***** RECORDS TO USE *****
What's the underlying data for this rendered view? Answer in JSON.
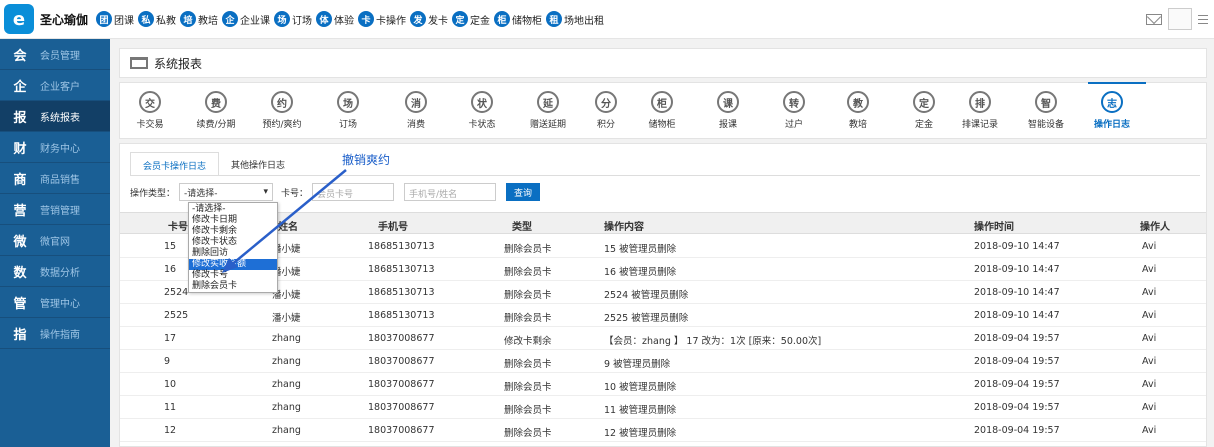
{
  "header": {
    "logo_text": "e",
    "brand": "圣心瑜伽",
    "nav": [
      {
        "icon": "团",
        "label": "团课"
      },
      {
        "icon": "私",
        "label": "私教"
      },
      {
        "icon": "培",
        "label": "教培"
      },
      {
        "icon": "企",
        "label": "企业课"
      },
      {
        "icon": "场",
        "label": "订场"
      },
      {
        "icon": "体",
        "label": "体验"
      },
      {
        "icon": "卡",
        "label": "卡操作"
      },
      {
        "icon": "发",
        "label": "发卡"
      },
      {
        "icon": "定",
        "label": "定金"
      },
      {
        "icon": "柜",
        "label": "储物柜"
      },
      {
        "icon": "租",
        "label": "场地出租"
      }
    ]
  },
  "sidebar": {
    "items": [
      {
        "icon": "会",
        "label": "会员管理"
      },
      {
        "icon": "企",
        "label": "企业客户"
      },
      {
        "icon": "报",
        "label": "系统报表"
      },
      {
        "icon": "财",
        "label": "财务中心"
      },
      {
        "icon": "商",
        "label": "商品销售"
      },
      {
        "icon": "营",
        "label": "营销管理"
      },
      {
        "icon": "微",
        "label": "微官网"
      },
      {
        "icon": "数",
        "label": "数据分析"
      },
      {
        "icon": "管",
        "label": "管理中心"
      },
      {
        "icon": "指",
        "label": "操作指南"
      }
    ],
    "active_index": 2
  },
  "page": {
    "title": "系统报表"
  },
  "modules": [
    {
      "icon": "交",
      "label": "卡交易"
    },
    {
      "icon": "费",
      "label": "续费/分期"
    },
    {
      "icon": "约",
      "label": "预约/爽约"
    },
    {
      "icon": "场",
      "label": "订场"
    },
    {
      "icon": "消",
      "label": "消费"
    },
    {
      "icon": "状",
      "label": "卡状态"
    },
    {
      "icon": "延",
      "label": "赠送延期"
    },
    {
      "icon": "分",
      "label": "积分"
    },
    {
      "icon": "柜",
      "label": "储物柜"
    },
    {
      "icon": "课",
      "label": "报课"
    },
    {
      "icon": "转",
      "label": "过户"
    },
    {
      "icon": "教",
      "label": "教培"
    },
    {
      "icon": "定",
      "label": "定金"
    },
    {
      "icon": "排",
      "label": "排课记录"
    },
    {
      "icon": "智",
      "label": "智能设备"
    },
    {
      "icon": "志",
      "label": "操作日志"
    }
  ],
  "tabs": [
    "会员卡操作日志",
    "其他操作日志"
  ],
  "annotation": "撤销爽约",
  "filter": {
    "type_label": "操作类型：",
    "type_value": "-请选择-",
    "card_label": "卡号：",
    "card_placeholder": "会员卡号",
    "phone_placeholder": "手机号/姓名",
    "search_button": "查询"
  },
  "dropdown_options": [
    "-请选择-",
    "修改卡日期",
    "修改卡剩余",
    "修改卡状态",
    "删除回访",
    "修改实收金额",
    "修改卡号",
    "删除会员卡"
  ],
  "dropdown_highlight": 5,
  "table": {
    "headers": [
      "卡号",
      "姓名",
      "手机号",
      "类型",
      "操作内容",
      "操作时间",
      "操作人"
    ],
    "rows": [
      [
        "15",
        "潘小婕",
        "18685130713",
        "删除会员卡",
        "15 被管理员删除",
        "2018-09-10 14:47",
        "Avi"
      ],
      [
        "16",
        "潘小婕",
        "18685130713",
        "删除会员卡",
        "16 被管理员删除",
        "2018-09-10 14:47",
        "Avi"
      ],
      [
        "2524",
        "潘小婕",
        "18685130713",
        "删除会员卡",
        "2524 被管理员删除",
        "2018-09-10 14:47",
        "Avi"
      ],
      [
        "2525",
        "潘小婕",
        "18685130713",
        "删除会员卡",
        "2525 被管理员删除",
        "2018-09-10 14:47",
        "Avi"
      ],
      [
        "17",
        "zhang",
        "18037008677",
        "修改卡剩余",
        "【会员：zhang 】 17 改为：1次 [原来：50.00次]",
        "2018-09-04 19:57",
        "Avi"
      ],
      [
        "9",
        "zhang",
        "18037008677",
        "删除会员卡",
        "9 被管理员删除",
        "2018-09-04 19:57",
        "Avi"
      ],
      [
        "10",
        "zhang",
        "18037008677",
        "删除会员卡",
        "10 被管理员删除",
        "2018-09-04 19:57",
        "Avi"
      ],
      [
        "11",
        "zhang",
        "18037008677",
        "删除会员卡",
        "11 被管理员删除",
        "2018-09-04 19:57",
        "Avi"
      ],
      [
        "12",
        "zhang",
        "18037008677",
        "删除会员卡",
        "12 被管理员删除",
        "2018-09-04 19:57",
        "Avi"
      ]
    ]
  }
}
*****
TASK DESCRIPTION> All records above are to be printed exactly, minus the pictures they contain.

COMPLETE OUTPUT>
What's the underlying data for this rendered view? Answer in JSON.
{
  "header": {
    "logo_text": "e",
    "brand": "圣心瑜伽",
    "nav": [
      {
        "icon": "团",
        "label": "团课"
      },
      {
        "icon": "私",
        "label": "私教"
      },
      {
        "icon": "培",
        "label": "教培"
      },
      {
        "icon": "企",
        "label": "企业课"
      },
      {
        "icon": "场",
        "label": "订场"
      },
      {
        "icon": "体",
        "label": "体验"
      },
      {
        "icon": "卡",
        "label": "卡操作"
      },
      {
        "icon": "发",
        "label": "发卡"
      },
      {
        "icon": "定",
        "label": "定金"
      },
      {
        "icon": "柜",
        "label": "储物柜"
      },
      {
        "icon": "租",
        "label": "场地出租"
      }
    ]
  },
  "sidebar": {
    "items": [
      {
        "icon": "会",
        "label": "会员管理"
      },
      {
        "icon": "企",
        "label": "企业客户"
      },
      {
        "icon": "报",
        "label": "系统报表"
      },
      {
        "icon": "财",
        "label": "财务中心"
      },
      {
        "icon": "商",
        "label": "商品销售"
      },
      {
        "icon": "营",
        "label": "营销管理"
      },
      {
        "icon": "微",
        "label": "微官网"
      },
      {
        "icon": "数",
        "label": "数据分析"
      },
      {
        "icon": "管",
        "label": "管理中心"
      },
      {
        "icon": "指",
        "label": "操作指南"
      }
    ],
    "active_index": 2
  },
  "page": {
    "title": "系统报表"
  },
  "modules": [
    {
      "icon": "交",
      "label": "卡交易"
    },
    {
      "icon": "费",
      "label": "续费/分期"
    },
    {
      "icon": "约",
      "label": "预约/爽约"
    },
    {
      "icon": "场",
      "label": "订场"
    },
    {
      "icon": "消",
      "label": "消费"
    },
    {
      "icon": "状",
      "label": "卡状态"
    },
    {
      "icon": "延",
      "label": "赠送延期"
    },
    {
      "icon": "分",
      "label": "积分"
    },
    {
      "icon": "柜",
      "label": "储物柜"
    },
    {
      "icon": "课",
      "label": "报课"
    },
    {
      "icon": "转",
      "label": "过户"
    },
    {
      "icon": "教",
      "label": "教培"
    },
    {
      "icon": "定",
      "label": "定金"
    },
    {
      "icon": "排",
      "label": "排课记录"
    },
    {
      "icon": "智",
      "label": "智能设备"
    },
    {
      "icon": "志",
      "label": "操作日志"
    }
  ],
  "tabs": [
    "会员卡操作日志",
    "其他操作日志"
  ],
  "annotation": "撤销爽约",
  "filter": {
    "type_label": "操作类型：",
    "type_value": "-请选择-",
    "card_label": "卡号：",
    "card_placeholder": "会员卡号",
    "phone_placeholder": "手机号/姓名",
    "search_button": "查询"
  },
  "dropdown_options": [
    "-请选择-",
    "修改卡日期",
    "修改卡剩余",
    "修改卡状态",
    "删除回访",
    "修改实收金额",
    "修改卡号",
    "删除会员卡"
  ],
  "dropdown_highlight": 5,
  "table": {
    "headers": [
      "卡号",
      "姓名",
      "手机号",
      "类型",
      "操作内容",
      "操作时间",
      "操作人"
    ],
    "rows": [
      [
        "15",
        "潘小婕",
        "18685130713",
        "删除会员卡",
        "15 被管理员删除",
        "2018-09-10 14:47",
        "Avi"
      ],
      [
        "16",
        "潘小婕",
        "18685130713",
        "删除会员卡",
        "16 被管理员删除",
        "2018-09-10 14:47",
        "Avi"
      ],
      [
        "2524",
        "潘小婕",
        "18685130713",
        "删除会员卡",
        "2524 被管理员删除",
        "2018-09-10 14:47",
        "Avi"
      ],
      [
        "2525",
        "潘小婕",
        "18685130713",
        "删除会员卡",
        "2525 被管理员删除",
        "2018-09-10 14:47",
        "Avi"
      ],
      [
        "17",
        "zhang",
        "18037008677",
        "修改卡剩余",
        "【会员：zhang 】 17 改为：1次 [原来：50.00次]",
        "2018-09-04 19:57",
        "Avi"
      ],
      [
        "9",
        "zhang",
        "18037008677",
        "删除会员卡",
        "9 被管理员删除",
        "2018-09-04 19:57",
        "Avi"
      ],
      [
        "10",
        "zhang",
        "18037008677",
        "删除会员卡",
        "10 被管理员删除",
        "2018-09-04 19:57",
        "Avi"
      ],
      [
        "11",
        "zhang",
        "18037008677",
        "删除会员卡",
        "11 被管理员删除",
        "2018-09-04 19:57",
        "Avi"
      ],
      [
        "12",
        "zhang",
        "18037008677",
        "删除会员卡",
        "12 被管理员删除",
        "2018-09-04 19:57",
        "Avi"
      ]
    ]
  }
}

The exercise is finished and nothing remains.